(begin)
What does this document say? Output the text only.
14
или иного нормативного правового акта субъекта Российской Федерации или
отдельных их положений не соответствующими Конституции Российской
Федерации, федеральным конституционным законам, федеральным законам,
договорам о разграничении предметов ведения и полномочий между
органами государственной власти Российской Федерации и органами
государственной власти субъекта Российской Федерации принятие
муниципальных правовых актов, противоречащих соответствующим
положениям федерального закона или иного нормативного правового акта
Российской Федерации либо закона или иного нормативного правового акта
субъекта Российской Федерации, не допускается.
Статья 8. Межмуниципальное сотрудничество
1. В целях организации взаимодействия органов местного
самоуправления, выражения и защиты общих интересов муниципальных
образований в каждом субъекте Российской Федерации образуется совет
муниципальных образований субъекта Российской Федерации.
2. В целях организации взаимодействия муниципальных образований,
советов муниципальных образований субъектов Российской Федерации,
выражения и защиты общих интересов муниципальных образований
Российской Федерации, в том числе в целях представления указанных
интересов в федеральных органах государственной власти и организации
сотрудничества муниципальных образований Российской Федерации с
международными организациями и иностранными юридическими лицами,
(end)
**To do**. Copy out the full listing exactly.

**Solution to the exercise**.
What does this document say? Output the text only.
14
или иного нормативного правового акта субъекта Российской Федерации или
отдельных их положений не соответствующими Конституции Российской
Федерации, федеральным конституционным законам, федеральным законам,
договорам о разграничении предметов ведения и полномочий между
органами государственной власти Российской Федерации и органами
государственной власти субъекта Российской Федерации принятие
муниципальных правовых актов, противоречащих соответствующим
положениям федерального закона или иного нормативного правового акта
Российской Федерации либо закона или иного нормативного правового акта
субъекта Российской Федерации, не допускается.
Статья 8. Межмуниципальное сотрудничество
1. В целях организации взаимодействия органов местного
самоуправления, выражения и защиты общих интересов муниципальных
образований в каждом субъекте Российской Федерации образуется совет
муниципальных образований субъекта Российской Федерации.
2. В целях организации взаимодействия муниципальных образований,
советов муниципальных образований субъектов Российской Федерации,
выражения и защиты общих интересов муниципальных образований
Российской Федерации, в том числе в целях представления указанных
интересов в федеральных органах государственной власти и организации
сотрудничества муниципальных образований Российской Федерации с
международными организациями и иностранными юридическими лицами,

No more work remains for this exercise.